▶ _TASK INSTRUCTIONS_
Gather every line holding the string "models".

▶ _LISTED ENTRIES_
** START **
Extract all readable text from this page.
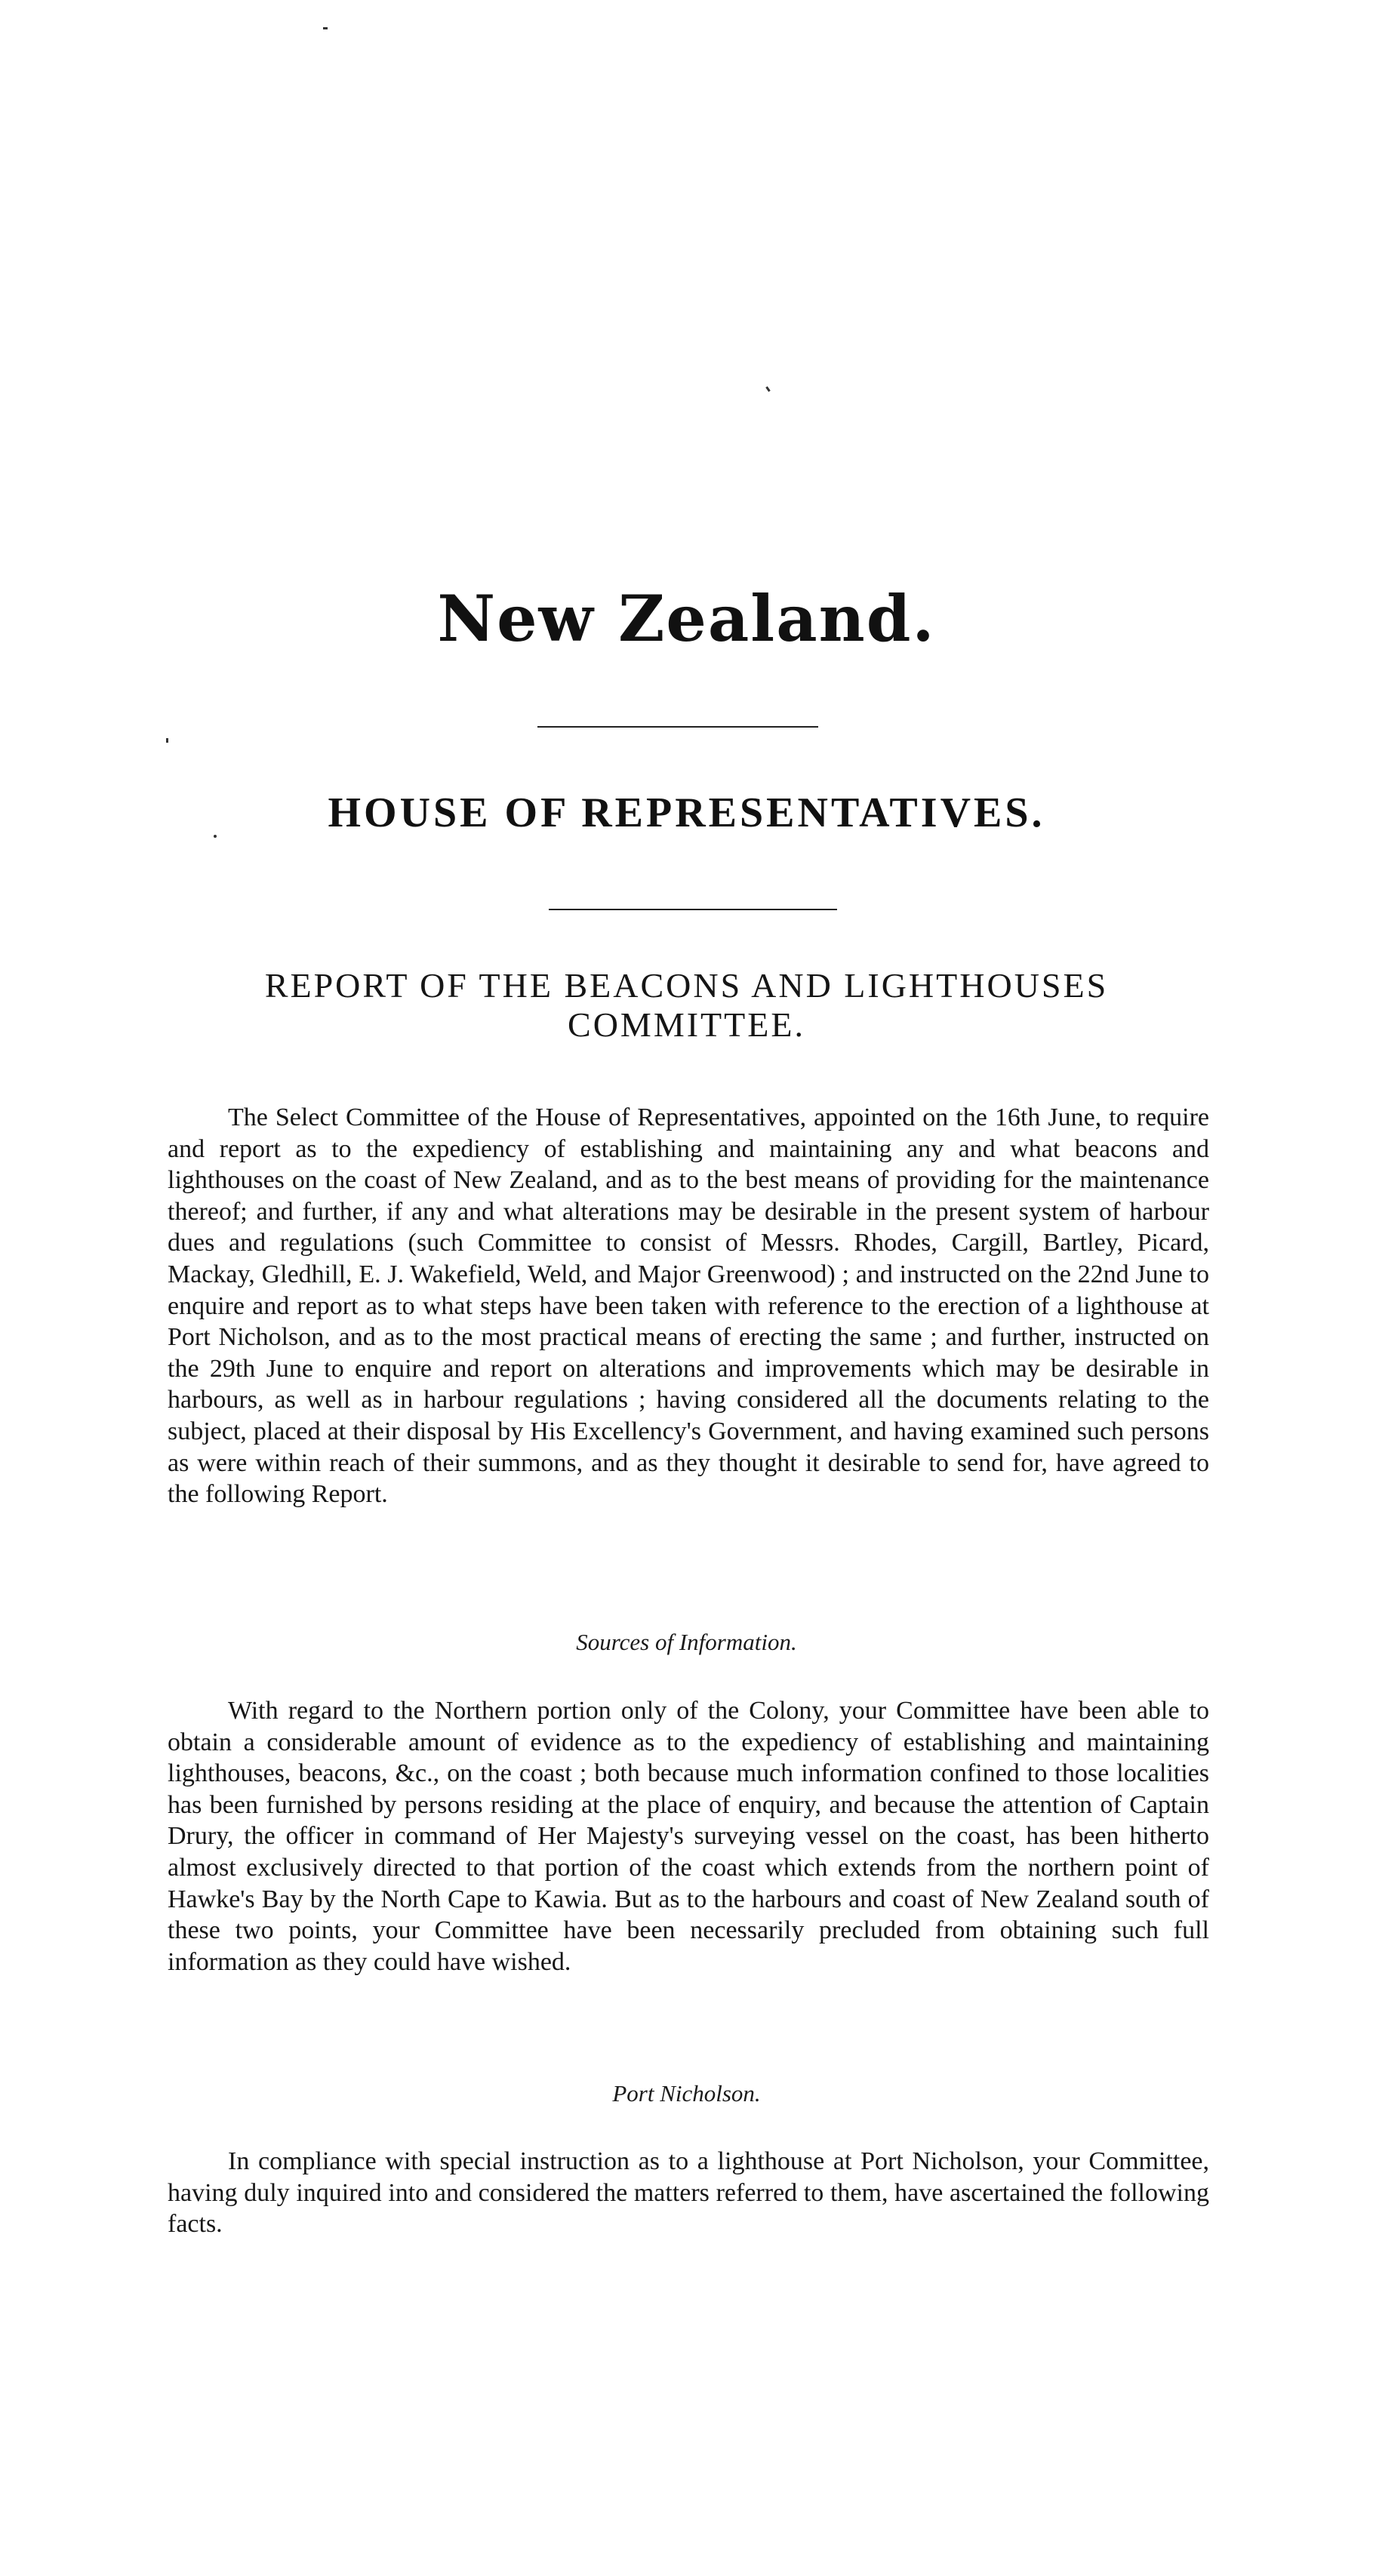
New Zealand.
HOUSE OF REPRESENTATIVES.
REPORT OF THE BEACONS AND LIGHTHOUSES COMMITTEE.

The Select Committee of the House of Representatives, appointed on the 16th June, to require and report as to the expediency of establishing and maintaining any and what beacons and lighthouses on the coast of New Zealand, and as to the best means of providing for the maintenance thereof; and further, if any and what alterations may be desirable in the present system of harbour dues and regulations (such Committee to consist of Messrs. Rhodes, Cargill, Bartley, Picard, Mackay, Gledhill, E. J. Wakefield, Weld, and Major Greenwood) ; and instructed on the 22nd June to enquire and report as to what steps have been taken with reference to the erection of a lighthouse at Port Nicholson, and as to the most practical means of erecting the same ; and further, instructed on the 29th June to enquire and report on alterations and improvements which may be desirable in harbours, as well as in harbour regulations ; having considered all the documents relating to the subject, placed at their disposal by His Excellency's Government, and having examined such persons as were within reach of their summons, and as they thought it desirable to send for, have agreed to the following Report.

Sources of Information.

With regard to the Northern portion only of the Colony, your Committee have been able to obtain a considerable amount of evidence as to the expediency of establishing and maintaining lighthouses, beacons, &c., on the coast ; both because much information confined to those localities has been furnished by persons residing at the place of enquiry, and because the attention of Captain Drury, the officer in command of Her Majesty's surveying vessel on the coast, has been hitherto almost exclusively directed to that portion of the coast which extends from the northern point of Hawke's Bay by the North Cape to Kawia. But as to the harbours and coast of New Zealand south of these two points, your Committee have been necessarily precluded from obtaining such full information as they could have wished.

Port Nicholson.

In compliance with special instruction as to a lighthouse at Port Nicholson, your Committee, having duly inquired into and considered the matters referred to them, have ascertained the following facts.
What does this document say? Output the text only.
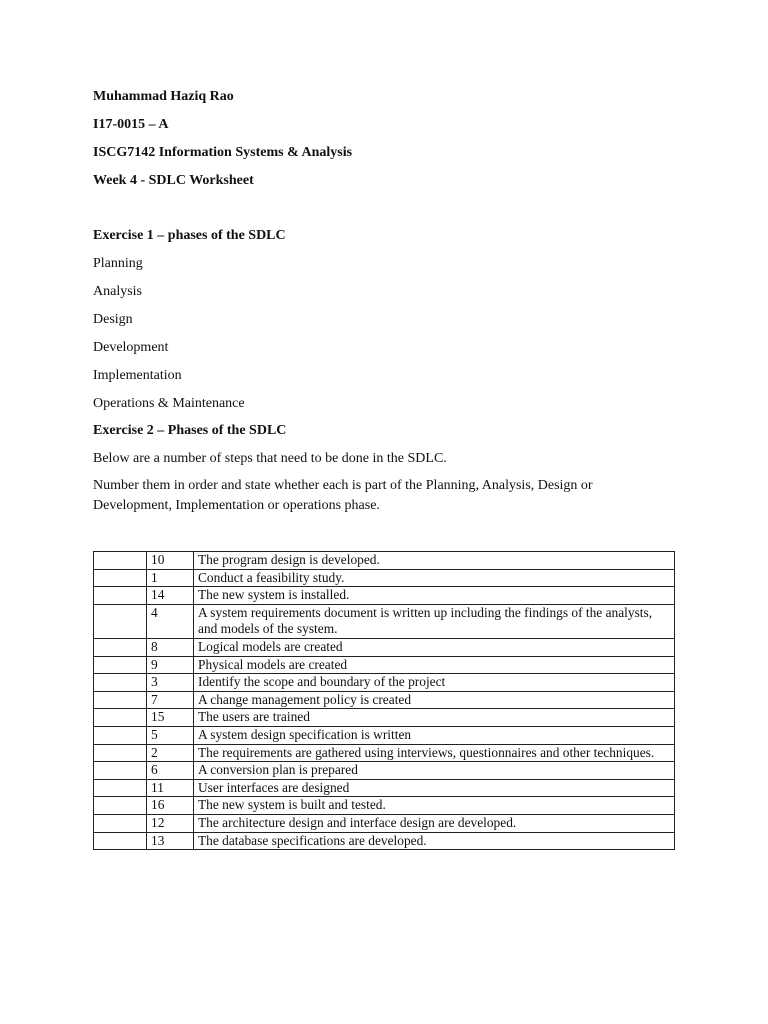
Muhammad Haziq Rao
I17-0015 – A
ISCG7142 Information Systems & Analysis
Week 4 - SDLC Worksheet
Exercise 1 – phases of the SDLC
Planning
Analysis
Design
Development
Implementation
Operations & Maintenance
Exercise 2 – Phases of the SDLC
Below are a number of steps that need to be done in the SDLC.
Number them in order and state whether each is part of the Planning, Analysis, Design or Development, Implementation or operations phase.
	10	The program design is developed.
	1	Conduct a feasibility study.
	14	The new system is installed.
	4	A system requirements document is written up including the findings of the analysts, and models of the system.
	8	Logical models are created
	9	Physical models are created
	3	Identify the scope and boundary of the project
	7	A change management policy is created
	15	The users are trained
	5	A system design specification is written
	2	The requirements are gathered using interviews, questionnaires and other techniques.
	6	A conversion plan is prepared
	11	User interfaces are designed
	16	The new system is built and tested.
	12	The architecture design and interface design are developed.
	13	The database specifications are developed.
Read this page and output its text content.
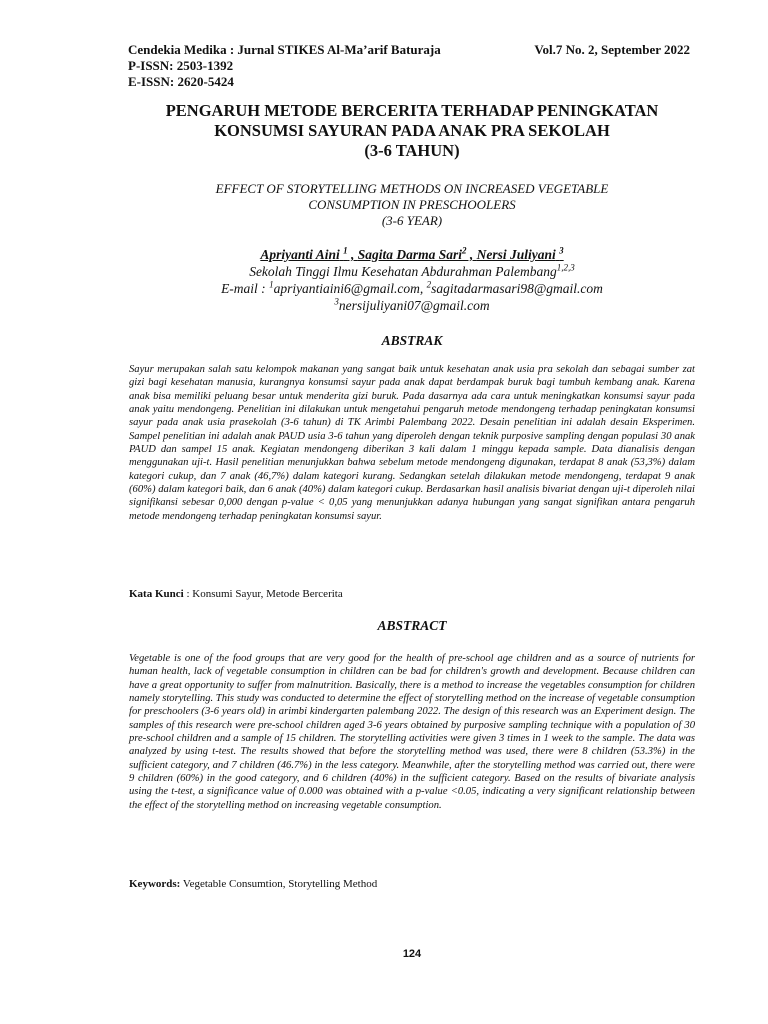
Cendekia Medika : Jurnal STIKES Al-Ma’arif Baturaja	Vol.7 No. 2, September 2022
P-ISSN: 2503-1392
E-ISSN: 2620-5424
PENGARUH METODE BERCERITA TERHADAP PENINGKATAN
KONSUMSI SAYURAN PADA ANAK PRA SEKOLAH
(3-6 TAHUN)
EFFECT OF STORYTELLING METHODS ON INCREASED VEGETABLE
CONSUMPTION IN PRESCHOOLERS
(3-6 YEAR)
Apriyanti Aini $^1$ , Sagita Darma Sari$^2$ , Nersi Juliyani $^3$
Sekolah Tinggi Ilmu Kesehatan Abdurahman Palembang$^{1,2,3}$
E-mail : $^1$apriyantiaini6@gmail.com, $^2$sagitadarmasari98@gmail.com
$^3$nersijuliyani07@gmail.com
ABSTRAK
Sayur merupakan salah satu kelompok makanan yang sangat baik untuk kesehatan anak usia pra sekolah dan sebagai sumber zat gizi bagi kesehatan manusia, kurangnya konsumsi sayur pada anak dapat berdampak buruk bagi tumbuh kembang anak. Karena anak bisa memiliki peluang besar untuk menderita gizi buruk. Pada dasarnya ada cara untuk meningkatkan konsumsi sayur pada anak yaitu mendongeng. Penelitian ini dilakukan untuk mengetahui pengaruh metode mendongeng terhadap peningkatan konsumsi sayur pada anak usia prasekolah (3-6 tahun) di TK Arimbi Palembang 2022. Desain penelitian ini adalah desain Eksperimen. Sampel penelitian ini adalah anak PAUD usia 3-6 tahun yang diperoleh dengan teknik purposive sampling dengan populasi 30 anak PAUD dan sampel 15 anak. Kegiatan mendongeng diberikan 3 kali dalam 1 minggu kepada sample. Data dianalisis dengan menggunakan uji-t. Hasil penelitian menunjukkan bahwa sebelum metode mendongeng digunakan, terdapat 8 anak (53,3%) dalam kategori cukup, dan 7 anak (46,7%) dalam kategori kurang. Sedangkan setelah dilakukan metode mendongeng, terdapat 9 anak (60%) dalam kategori baik, dan 6 anak (40%) dalam kategori cukup. Berdasarkan hasil analisis bivariat dengan uji-t diperoleh nilai signifikansi sebesar 0,000 dengan p-value < 0,05 yang menunjukkan adanya hubungan yang sangat signifikan antara pengaruh metode mendongeng terhadap peningkatan konsumsi sayur.
Kata Kunci : Konsumi Sayur, Metode Bercerita
ABSTRACT
Vegetable is one of the food groups that are very good for the health of pre-school age children and as a source of nutrients for human health, lack of vegetable consumption in children can be bad for children's growth and development. Because children can have a great opportunity to suffer from malnutrition. Basically, there is a method to increase the vegetables consumption for children namely storytelling. This study was conducted to determine the effect of storytelling method on the increase of vegetable consumption for preschoolers (3-6 years old) in arimbi kindergarten palembang 2022. The design of this research was an Experiment design. The samples of this research were pre-school children aged 3-6 years obtained by purposive sampling technique with a population of 30 pre-school children and a sample of 15 children. The storytelling activities were given 3 times in 1 week to the sample. The data was analyzed by using t-test. The results showed that before the storytelling method was used, there were 8 children (53.3%) in the sufficient category, and 7 children (46.7%) in the less category. Meanwhile, after the storytelling method was carried out, there were 9 children (60%) in the good category, and 6 children (40%) in the sufficient category. Based on the results of bivariate analysis using the t-test, a significance value of 0.000 was obtained with a p-value <0.05, indicating a very significant relationship between the effect of the storytelling method on increasing vegetable consumption.
Keywords: Vegetable Consumtion, Storytelling Method
124
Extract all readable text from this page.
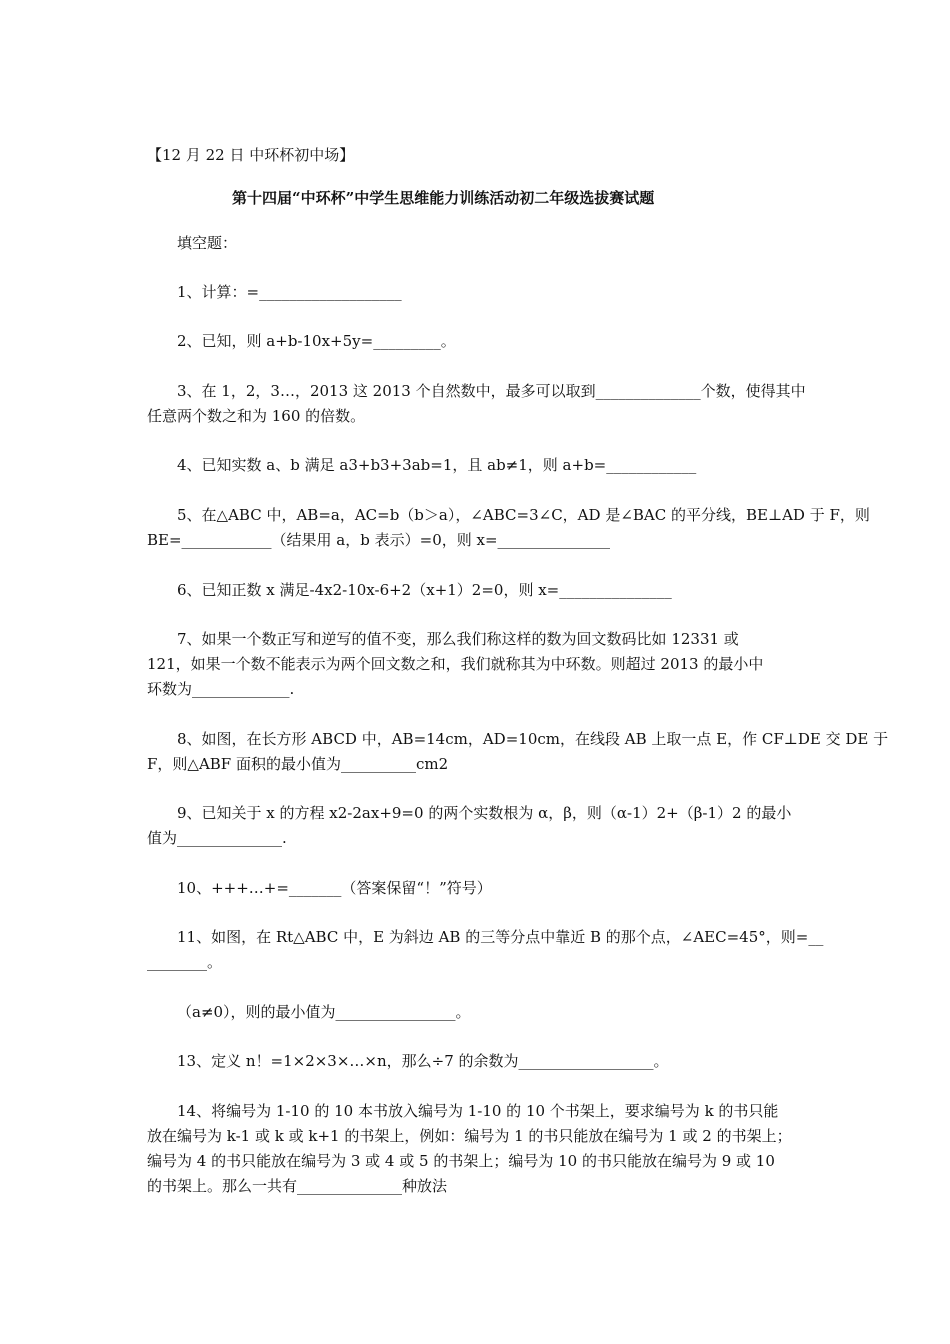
【12 月 22 日 中环杯初中场】
第十四届“中环杯”中学生思维能力训练活动初二年级选拔赛试题
填空题：
1、计算：=___________________
2、已知，则 a+b-10x+5y=_________。
3、在 1，2，3…，2013 这 2013 个自然数中，最多可以取到______________个数，使得其中
任意两个数之和为 160 的倍数。
4、已知实数 a、b 满足 a3+b3+3ab=1，且 ab≠1，则 a+b=____________
5、在△ABC 中，AB=a，AC=b（b＞a），∠ABC=3∠C，AD 是∠BAC 的平分线，BE⊥AD 于 F，则
BE=____________（结果用 a，b 表示）=0，则 x=_______________
6、已知正数 x 满足-4x2-10x-6+2（x+1）2=0，则 x=_______________
7、如果一个数正写和逆写的值不变，那么我们称这样的数为回文数码比如 12331 或
121，如果一个数不能表示为两个回文数之和，我们就称其为中环数。则超过 2013 的最小中
环数为_____________.
8、如图，在长方形 ABCD 中，AB=14cm，AD=10cm，在线段 AB 上取一点 E，作 CF⊥DE 交 DE 于
F，则△ABF 面积的最小值为__________cm2
9、已知关于 x 的方程 x2-2ax+9=0 的两个实数根为 α，β，则（α-1）2+（β-1）2 的最小
值为______________.
10、+++…+=_______（答案保留“！”符号）
11、如图，在 Rt△ABC 中，E 为斜边 AB 的三等分点中靠近 B 的那个点，∠AEC=45°，则=__
________。
（a≠0），则的最小值为________________。
13、定义 n！=1×2×3×…×n，那么÷7 的余数为__________________。
14、将编号为 1-10 的 10 本书放入编号为 1-10 的 10 个书架上，要求编号为 k 的书只能
放在编号为 k-1 或 k 或 k+1 的书架上，例如：编号为 1 的书只能放在编号为 1 或 2 的书架上；
编号为 4 的书只能放在编号为 3 或 4 或 5 的书架上；编号为 10 的书只能放在编号为 9 或 10
的书架上。那么一共有______________种放法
** END **
▶ _ANSWER FOR THIS EXERCISE_
	4	A system requirements document is written up including the findings of the analysts, and models of the system.
	8	Logical models are created
	9	Physical models are created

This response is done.